• MATERIAL FOR THIS EXERCISE:
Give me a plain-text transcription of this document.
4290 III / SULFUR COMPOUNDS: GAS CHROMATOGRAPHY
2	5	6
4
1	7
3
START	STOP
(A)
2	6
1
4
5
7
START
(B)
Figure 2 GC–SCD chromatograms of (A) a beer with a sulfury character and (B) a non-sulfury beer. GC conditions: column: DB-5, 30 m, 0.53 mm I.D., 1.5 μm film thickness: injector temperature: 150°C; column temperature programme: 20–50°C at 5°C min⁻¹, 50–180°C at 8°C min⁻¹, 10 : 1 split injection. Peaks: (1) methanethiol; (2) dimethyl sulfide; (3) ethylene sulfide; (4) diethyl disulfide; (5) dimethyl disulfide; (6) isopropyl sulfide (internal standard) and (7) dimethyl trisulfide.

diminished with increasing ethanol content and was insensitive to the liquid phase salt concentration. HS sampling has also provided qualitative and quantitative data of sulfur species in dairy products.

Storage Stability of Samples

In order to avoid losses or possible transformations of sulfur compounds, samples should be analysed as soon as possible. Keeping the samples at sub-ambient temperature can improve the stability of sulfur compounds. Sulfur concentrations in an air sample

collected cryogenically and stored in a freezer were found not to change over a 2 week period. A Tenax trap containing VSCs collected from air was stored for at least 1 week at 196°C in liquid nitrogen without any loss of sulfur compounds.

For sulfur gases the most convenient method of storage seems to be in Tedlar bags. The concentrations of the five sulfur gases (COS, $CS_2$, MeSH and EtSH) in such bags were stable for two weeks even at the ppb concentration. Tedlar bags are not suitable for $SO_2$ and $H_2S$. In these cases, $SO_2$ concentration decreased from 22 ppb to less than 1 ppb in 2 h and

--

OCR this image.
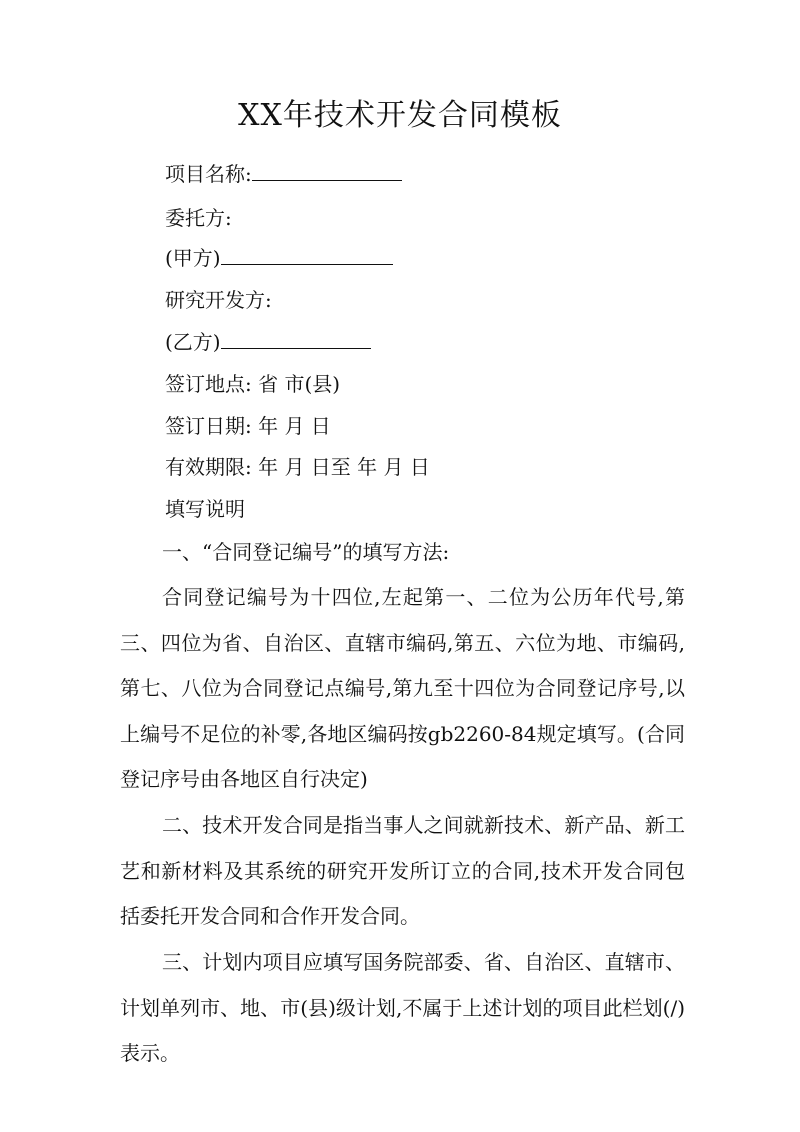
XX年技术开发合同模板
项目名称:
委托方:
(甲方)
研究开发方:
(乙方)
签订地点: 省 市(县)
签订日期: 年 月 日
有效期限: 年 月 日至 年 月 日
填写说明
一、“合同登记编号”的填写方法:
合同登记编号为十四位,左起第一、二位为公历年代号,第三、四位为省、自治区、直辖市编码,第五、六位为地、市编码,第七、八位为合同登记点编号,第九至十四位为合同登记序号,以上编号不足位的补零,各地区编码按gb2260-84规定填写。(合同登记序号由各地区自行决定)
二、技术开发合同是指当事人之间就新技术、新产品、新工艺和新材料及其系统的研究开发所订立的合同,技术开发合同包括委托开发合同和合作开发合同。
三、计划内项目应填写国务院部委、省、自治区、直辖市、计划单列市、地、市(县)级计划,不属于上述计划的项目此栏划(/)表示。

--

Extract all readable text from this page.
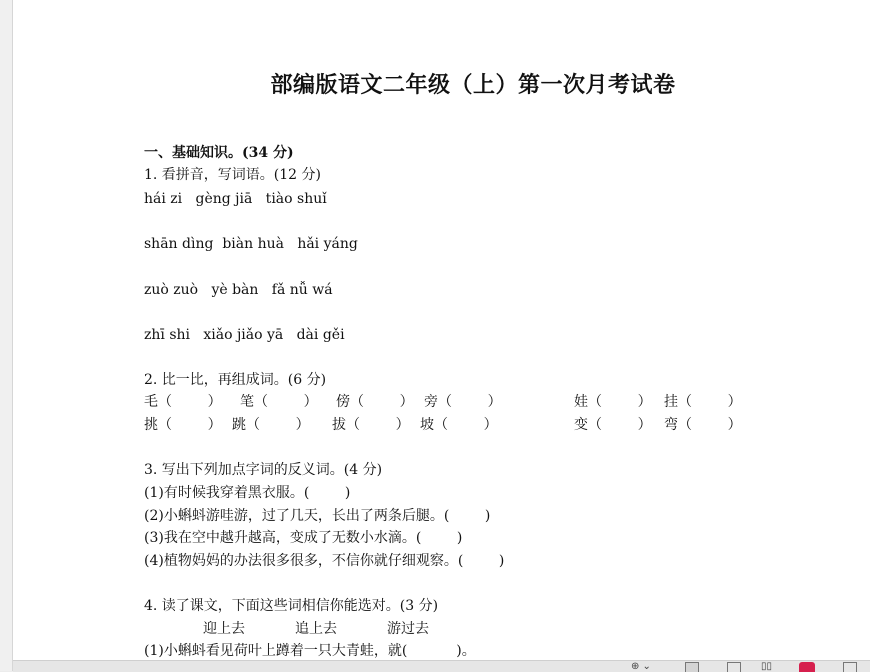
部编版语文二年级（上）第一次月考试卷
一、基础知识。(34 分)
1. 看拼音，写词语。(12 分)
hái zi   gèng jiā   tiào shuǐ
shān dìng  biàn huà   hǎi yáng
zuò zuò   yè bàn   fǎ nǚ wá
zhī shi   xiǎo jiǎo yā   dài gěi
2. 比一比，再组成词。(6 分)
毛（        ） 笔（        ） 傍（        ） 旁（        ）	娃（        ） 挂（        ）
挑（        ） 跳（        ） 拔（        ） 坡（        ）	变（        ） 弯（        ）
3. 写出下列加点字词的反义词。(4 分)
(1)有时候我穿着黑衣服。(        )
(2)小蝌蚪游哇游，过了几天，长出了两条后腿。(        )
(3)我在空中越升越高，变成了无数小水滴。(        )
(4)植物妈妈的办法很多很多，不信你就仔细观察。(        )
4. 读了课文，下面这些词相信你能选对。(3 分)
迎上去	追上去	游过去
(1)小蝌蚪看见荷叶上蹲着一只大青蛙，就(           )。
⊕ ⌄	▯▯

• PROBLEM TO SOLVE:
Find all lines where the word "text" appears. Copy them.

• THE RESPONSE:
Give me a plain-text transcription of this document.
Extract all readable text from this page.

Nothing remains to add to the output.